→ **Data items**
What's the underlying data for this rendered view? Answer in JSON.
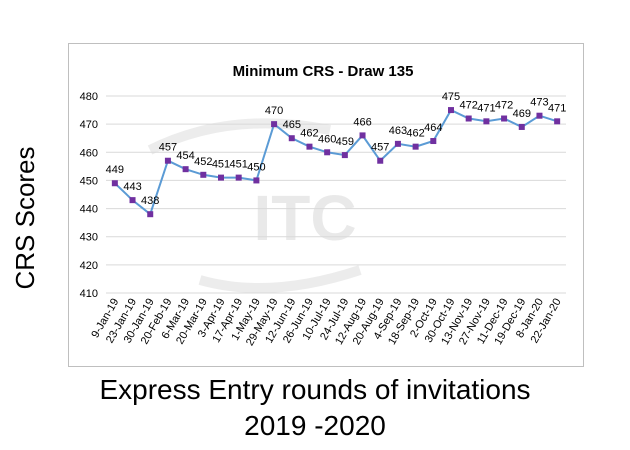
{
  "chart_data": {
    "type": "line",
    "title": "Minimum CRS - Draw 135",
    "ylabel": "CRS Scores",
    "xlabel_lines": [
      "Express Entry rounds of invitations",
      "2019 -2020"
    ],
    "ylim": [
      410,
      480
    ],
    "yticks": [
      410,
      420,
      430,
      440,
      450,
      460,
      470,
      480
    ],
    "grid": true,
    "watermark": "ITC",
    "series": [
      {
        "name": "Minimum CRS",
        "color": "#5b9bd5",
        "marker_color": "#7030a0",
        "x": [
          "9-Jan-19",
          "23-Jan-19",
          "30-Jan-19",
          "20-Feb-19",
          "6-Mar-19",
          "20-Mar-19",
          "3-Apr-19",
          "17-Apr-19",
          "1-May-19",
          "29-May-19",
          "12-Jun-19",
          "26-Jun-19",
          "10-Jul-19",
          "24-Jul-19",
          "12-Aug-19",
          "20-Aug-19",
          "4-Sep-19",
          "18-Sep-19",
          "2-Oct-19",
          "30-Oct-19",
          "13-Nov-19",
          "27-Nov-19",
          "11-Dec-19",
          "19-Dec-19",
          "8-Jan-20",
          "22-Jan-20"
        ],
        "values": [
          449,
          443,
          438,
          457,
          454,
          452,
          451,
          451,
          450,
          470,
          465,
          462,
          460,
          459,
          466,
          457,
          463,
          462,
          464,
          475,
          472,
          471,
          472,
          469,
          473,
          471
        ]
      }
    ]
  }
}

→ **What you have to do**
Copy out every line in the entries above that holds "Minimum".

→ **Written reply**
    "title": "Minimum CRS - Draw 135",
        "name": "Minimum CRS",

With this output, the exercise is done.